(Excerpt from a dataset)
>>>

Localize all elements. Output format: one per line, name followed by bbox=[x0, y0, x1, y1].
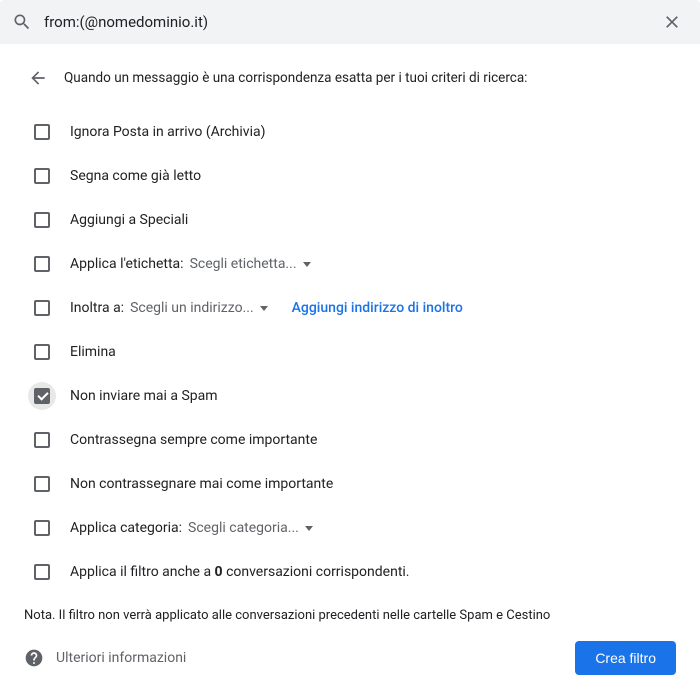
label-dropdown[interactable]: Scegli etichetta... bbox=[190, 256, 311, 272]
chevron-down-icon bbox=[305, 526, 313, 531]
checkbox-archive[interactable] bbox=[28, 118, 56, 146]
search-query[interactable]: from:(@nomedominio.it) bbox=[44, 13, 656, 31]
checkbox-apply-category[interactable] bbox=[28, 514, 56, 542]
option-delete: Elimina bbox=[20, 330, 680, 374]
option-never-important: Non contrassegnare mai come importante bbox=[20, 462, 680, 506]
checkbox-never-spam[interactable] bbox=[28, 382, 56, 410]
checkbox-star[interactable] bbox=[28, 206, 56, 234]
dropdown-text: Scegli un indirizzo... bbox=[130, 300, 254, 316]
clear-search-button[interactable] bbox=[656, 6, 688, 38]
option-label: Applica categoria: bbox=[70, 520, 182, 536]
filter-panel: Quando un messaggio è una corrispondenza… bbox=[0, 44, 700, 691]
checkbox-mark-read[interactable] bbox=[28, 162, 56, 190]
option-mark-read: Segna come già letto bbox=[20, 154, 680, 198]
back-arrow-icon bbox=[28, 68, 48, 88]
panel-header: Quando un messaggio è una corrispondenza… bbox=[20, 50, 680, 106]
option-label: Aggiungi a Speciali bbox=[70, 212, 188, 228]
dropdown-text: Scegli categoria... bbox=[188, 520, 299, 536]
option-apply-label: Applica l'etichetta: Scegli etichetta... bbox=[20, 242, 680, 286]
option-archive: Ignora Posta in arrivo (Archivia) bbox=[20, 110, 680, 154]
checkbox-delete[interactable] bbox=[28, 338, 56, 366]
checkbox-never-important[interactable] bbox=[28, 470, 56, 498]
option-label: Inoltra a: bbox=[70, 300, 124, 316]
category-dropdown[interactable]: Scegli categoria... bbox=[188, 520, 313, 536]
option-label: Applica l'etichetta: bbox=[70, 256, 184, 272]
header-text: Quando un messaggio è una corrispondenza… bbox=[64, 70, 527, 86]
option-label: Segna come già letto bbox=[70, 168, 201, 184]
option-label: Elimina bbox=[70, 344, 116, 360]
create-filter-button[interactable]: Crea filtro bbox=[575, 641, 676, 675]
close-icon bbox=[662, 12, 682, 32]
options-list: Ignora Posta in arrivo (Archivia) Segna … bbox=[20, 106, 680, 594]
help-icon bbox=[24, 648, 44, 668]
add-forward-address-link[interactable]: Aggiungi indirizzo di inoltro bbox=[292, 300, 463, 316]
forward-address-dropdown[interactable]: Scegli un indirizzo... bbox=[130, 300, 268, 316]
checkbox-apply-label[interactable] bbox=[28, 250, 56, 278]
option-forward: Inoltra a: Scegli un indirizzo... Aggiun… bbox=[20, 286, 680, 330]
dropdown-text: Scegli etichetta... bbox=[190, 256, 297, 272]
checkbox-always-important[interactable] bbox=[28, 426, 56, 454]
checkbox-forward[interactable] bbox=[28, 294, 56, 322]
option-label: Applica il filtro anche a 0 conversazion… bbox=[70, 564, 410, 580]
more-info-text: Ulteriori informazioni bbox=[56, 650, 186, 666]
chevron-down-icon bbox=[303, 262, 311, 267]
search-bar: from:(@nomedominio.it) bbox=[0, 0, 700, 44]
more-info-link[interactable]: Ulteriori informazioni bbox=[24, 648, 186, 668]
chevron-down-icon bbox=[260, 306, 268, 311]
option-never-spam: Non inviare mai a Spam bbox=[20, 374, 680, 418]
option-label: Non contrassegnare mai come importante bbox=[70, 476, 333, 492]
back-button[interactable] bbox=[22, 62, 54, 94]
note-text: Nota. Il filtro non verrà applicato alle… bbox=[20, 594, 680, 633]
search-icon bbox=[12, 12, 32, 32]
option-always-important: Contrassegna sempre come importante bbox=[20, 418, 680, 462]
option-label: Non inviare mai a Spam bbox=[70, 388, 218, 404]
panel-footer: Ulteriori informazioni Crea filtro bbox=[20, 633, 680, 675]
option-label: Ignora Posta in arrivo (Archivia) bbox=[70, 124, 265, 140]
checkbox-apply-existing[interactable] bbox=[28, 558, 56, 586]
option-star: Aggiungi a Speciali bbox=[20, 198, 680, 242]
option-apply-category: Applica categoria: Scegli categoria... bbox=[20, 506, 680, 550]
option-apply-existing: Applica il filtro anche a 0 conversazion… bbox=[20, 550, 680, 594]
option-label: Contrassegna sempre come importante bbox=[70, 432, 317, 448]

<<<

> Objective: Copy out all of the records above word for word, leaving out the pictures.

> Task response:
Localize all elements. Output format: one per line, name followed by bbox=[x0, y0, x1, y1].
label-dropdown[interactable]: Scegli etichetta... bbox=[190, 256, 311, 272]
chevron-down-icon bbox=[305, 526, 313, 531]
checkbox-archive[interactable] bbox=[28, 118, 56, 146]
search-query[interactable]: from:(@nomedominio.it) bbox=[44, 13, 656, 31]
checkbox-apply-category[interactable] bbox=[28, 514, 56, 542]
option-delete: Elimina bbox=[20, 330, 680, 374]
option-never-important: Non contrassegnare mai come importante bbox=[20, 462, 680, 506]
checkbox-never-spam[interactable] bbox=[28, 382, 56, 410]
checkbox-star[interactable] bbox=[28, 206, 56, 234]
dropdown-text: Scegli un indirizzo... bbox=[130, 300, 254, 316]
clear-search-button[interactable] bbox=[656, 6, 688, 38]
option-label: Applica categoria: bbox=[70, 520, 182, 536]
filter-panel: Quando un messaggio è una corrispondenza… bbox=[0, 44, 700, 691]
checkbox-mark-read[interactable] bbox=[28, 162, 56, 190]
option-mark-read: Segna come già letto bbox=[20, 154, 680, 198]
back-arrow-icon bbox=[28, 68, 48, 88]
panel-header: Quando un messaggio è una corrispondenza… bbox=[20, 50, 680, 106]
option-label: Aggiungi a Speciali bbox=[70, 212, 188, 228]
dropdown-text: Scegli categoria... bbox=[188, 520, 299, 536]
option-apply-label: Applica l'etichetta: Scegli etichetta... bbox=[20, 242, 680, 286]
option-archive: Ignora Posta in arrivo (Archivia) bbox=[20, 110, 680, 154]
checkbox-delete[interactable] bbox=[28, 338, 56, 366]
checkbox-never-important[interactable] bbox=[28, 470, 56, 498]
option-label: Inoltra a: bbox=[70, 300, 124, 316]
category-dropdown[interactable]: Scegli categoria... bbox=[188, 520, 313, 536]
option-label: Applica l'etichetta: bbox=[70, 256, 184, 272]
header-text: Quando un messaggio è una corrispondenza… bbox=[64, 70, 527, 86]
option-label: Segna come già letto bbox=[70, 168, 201, 184]
option-label: Elimina bbox=[70, 344, 116, 360]
create-filter-button[interactable]: Crea filtro bbox=[575, 641, 676, 675]
close-icon bbox=[662, 12, 682, 32]
options-list: Ignora Posta in arrivo (Archivia) Segna … bbox=[20, 106, 680, 594]
help-icon bbox=[24, 648, 44, 668]
add-forward-address-link[interactable]: Aggiungi indirizzo di inoltro bbox=[292, 300, 463, 316]
forward-address-dropdown[interactable]: Scegli un indirizzo... bbox=[130, 300, 268, 316]
checkbox-apply-label[interactable] bbox=[28, 250, 56, 278]
option-forward: Inoltra a: Scegli un indirizzo... Aggiun… bbox=[20, 286, 680, 330]
dropdown-text: Scegli etichetta... bbox=[190, 256, 297, 272]
checkbox-always-important[interactable] bbox=[28, 426, 56, 454]
checkbox-forward[interactable] bbox=[28, 294, 56, 322]
option-label: Applica il filtro anche a 0 conversazion… bbox=[70, 564, 410, 580]
more-info-text: Ulteriori informazioni bbox=[56, 650, 186, 666]
chevron-down-icon bbox=[303, 262, 311, 267]
search-bar: from:(@nomedominio.it) bbox=[0, 0, 700, 44]
more-info-link[interactable]: Ulteriori informazioni bbox=[24, 648, 186, 668]
chevron-down-icon bbox=[260, 306, 268, 311]
option-never-spam: Non inviare mai a Spam bbox=[20, 374, 680, 418]
option-label: Non contrassegnare mai come importante bbox=[70, 476, 333, 492]
back-button[interactable] bbox=[22, 62, 54, 94]
note-text: Nota. Il filtro non verrà applicato alle… bbox=[20, 594, 680, 633]
search-icon bbox=[12, 12, 32, 32]
option-always-important: Contrassegna sempre come importante bbox=[20, 418, 680, 462]
option-label: Non inviare mai a Spam bbox=[70, 388, 218, 404]
panel-footer: Ulteriori informazioni Crea filtro bbox=[20, 633, 680, 675]
option-label: Ignora Posta in arrivo (Archivia) bbox=[70, 124, 265, 140]
checkbox-apply-existing[interactable] bbox=[28, 558, 56, 586]
option-star: Aggiungi a Speciali bbox=[20, 198, 680, 242]
option-apply-category: Applica categoria: Scegli categoria... bbox=[20, 506, 680, 550]
option-apply-existing: Applica il filtro anche a 0 conversazion… bbox=[20, 550, 680, 594]
option-label: Contrassegna sempre come importante bbox=[70, 432, 317, 448]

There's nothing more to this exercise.